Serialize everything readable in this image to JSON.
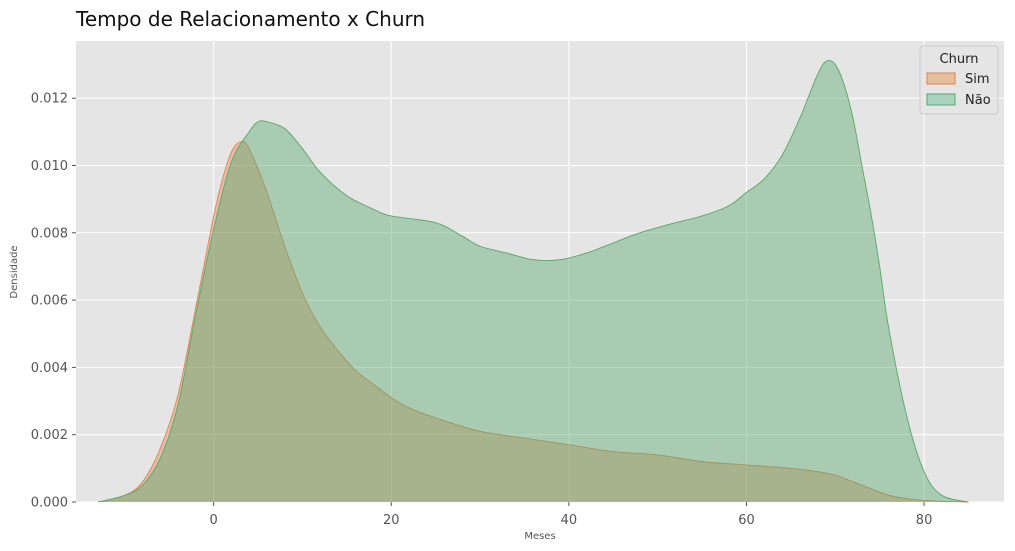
{
  "chart_data": {
    "type": "area",
    "title": "Tempo de Relacionamento x Churn",
    "xlabel": "Meses",
    "ylabel": "Densidade",
    "xlim": [
      -15.5,
      89
    ],
    "ylim": [
      0,
      0.0137
    ],
    "xticks": [
      0,
      20,
      40,
      60,
      80
    ],
    "xtick_labels": [
      "0",
      "20",
      "40",
      "60",
      "80"
    ],
    "yticks": [
      0,
      0.002,
      0.004,
      0.006,
      0.008,
      0.01,
      0.012
    ],
    "ytick_labels": [
      "0.000",
      "0.002",
      "0.004",
      "0.006",
      "0.008",
      "0.010",
      "0.012"
    ],
    "grid": true,
    "legend": {
      "title": "Churn",
      "placement": "top-right"
    },
    "series": [
      {
        "name": "Sim",
        "color": "#dd8452",
        "fill": "#e8bd9c",
        "x": [
          -13,
          -10,
          -8,
          -6,
          -4,
          -2,
          0,
          1,
          2,
          3,
          4,
          6,
          8,
          10,
          12,
          14,
          16,
          18,
          20,
          22,
          25,
          30,
          35,
          40,
          45,
          50,
          55,
          60,
          65,
          68,
          70,
          72,
          74,
          76,
          78,
          80,
          82,
          85
        ],
        "y": [
          0.0,
          0.0002,
          0.0006,
          0.0016,
          0.0032,
          0.0058,
          0.0085,
          0.0096,
          0.0104,
          0.0107,
          0.0105,
          0.0092,
          0.0076,
          0.0062,
          0.0052,
          0.0045,
          0.0039,
          0.0035,
          0.0031,
          0.0028,
          0.0025,
          0.0021,
          0.0019,
          0.0017,
          0.0015,
          0.0014,
          0.0012,
          0.0011,
          0.001,
          0.0009,
          0.0008,
          0.0006,
          0.0004,
          0.0002,
          0.0001,
          5e-05,
          2e-05,
          0.0
        ]
      },
      {
        "name": "Não",
        "color": "#55a868",
        "fill": "#aad3c4",
        "x": [
          -13,
          -10,
          -8,
          -6,
          -4,
          -2,
          0,
          2,
          4,
          5,
          6,
          8,
          10,
          12,
          15,
          18,
          20,
          25,
          28,
          30,
          33,
          36,
          39,
          42,
          45,
          48,
          52,
          55,
          58,
          60,
          62,
          64,
          66,
          68,
          69,
          70,
          71,
          72,
          73,
          74,
          75,
          76,
          78,
          80,
          82,
          85
        ],
        "y": [
          0.0,
          0.0002,
          0.0005,
          0.0013,
          0.0029,
          0.0056,
          0.0081,
          0.0101,
          0.011,
          0.0113,
          0.0113,
          0.0111,
          0.0105,
          0.0098,
          0.0091,
          0.0087,
          0.0085,
          0.0083,
          0.0079,
          0.0076,
          0.0074,
          0.0072,
          0.0072,
          0.0074,
          0.0077,
          0.008,
          0.0083,
          0.0085,
          0.0088,
          0.0092,
          0.0096,
          0.0103,
          0.0114,
          0.0127,
          0.0131,
          0.013,
          0.0124,
          0.0114,
          0.01,
          0.0086,
          0.007,
          0.0052,
          0.0026,
          0.0009,
          0.0002,
          0.0
        ]
      }
    ]
  }
}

----------------

**YOUR INSTRUCTIONS**
Reproduce the material in its entirety and word for word, without the pictures.

**TASK ANSWER**
Serialize everything readable in this image to JSON.
{
  "chart_data": {
    "type": "area",
    "title": "Tempo de Relacionamento x Churn",
    "xlabel": "Meses",
    "ylabel": "Densidade",
    "xlim": [
      -15.5,
      89
    ],
    "ylim": [
      0,
      0.0137
    ],
    "xticks": [
      0,
      20,
      40,
      60,
      80
    ],
    "xtick_labels": [
      "0",
      "20",
      "40",
      "60",
      "80"
    ],
    "yticks": [
      0,
      0.002,
      0.004,
      0.006,
      0.008,
      0.01,
      0.012
    ],
    "ytick_labels": [
      "0.000",
      "0.002",
      "0.004",
      "0.006",
      "0.008",
      "0.010",
      "0.012"
    ],
    "grid": true,
    "legend": {
      "title": "Churn",
      "placement": "top-right"
    },
    "series": [
      {
        "name": "Sim",
        "color": "#dd8452",
        "fill": "#e8bd9c",
        "x": [
          -13,
          -10,
          -8,
          -6,
          -4,
          -2,
          0,
          1,
          2,
          3,
          4,
          6,
          8,
          10,
          12,
          14,
          16,
          18,
          20,
          22,
          25,
          30,
          35,
          40,
          45,
          50,
          55,
          60,
          65,
          68,
          70,
          72,
          74,
          76,
          78,
          80,
          82,
          85
        ],
        "y": [
          0.0,
          0.0002,
          0.0006,
          0.0016,
          0.0032,
          0.0058,
          0.0085,
          0.0096,
          0.0104,
          0.0107,
          0.0105,
          0.0092,
          0.0076,
          0.0062,
          0.0052,
          0.0045,
          0.0039,
          0.0035,
          0.0031,
          0.0028,
          0.0025,
          0.0021,
          0.0019,
          0.0017,
          0.0015,
          0.0014,
          0.0012,
          0.0011,
          0.001,
          0.0009,
          0.0008,
          0.0006,
          0.0004,
          0.0002,
          0.0001,
          5e-05,
          2e-05,
          0.0
        ]
      },
      {
        "name": "Não",
        "color": "#55a868",
        "fill": "#aad3c4",
        "x": [
          -13,
          -10,
          -8,
          -6,
          -4,
          -2,
          0,
          2,
          4,
          5,
          6,
          8,
          10,
          12,
          15,
          18,
          20,
          25,
          28,
          30,
          33,
          36,
          39,
          42,
          45,
          48,
          52,
          55,
          58,
          60,
          62,
          64,
          66,
          68,
          69,
          70,
          71,
          72,
          73,
          74,
          75,
          76,
          78,
          80,
          82,
          85
        ],
        "y": [
          0.0,
          0.0002,
          0.0005,
          0.0013,
          0.0029,
          0.0056,
          0.0081,
          0.0101,
          0.011,
          0.0113,
          0.0113,
          0.0111,
          0.0105,
          0.0098,
          0.0091,
          0.0087,
          0.0085,
          0.0083,
          0.0079,
          0.0076,
          0.0074,
          0.0072,
          0.0072,
          0.0074,
          0.0077,
          0.008,
          0.0083,
          0.0085,
          0.0088,
          0.0092,
          0.0096,
          0.0103,
          0.0114,
          0.0127,
          0.0131,
          0.013,
          0.0124,
          0.0114,
          0.01,
          0.0086,
          0.007,
          0.0052,
          0.0026,
          0.0009,
          0.0002,
          0.0
        ]
      }
    ]
  }
}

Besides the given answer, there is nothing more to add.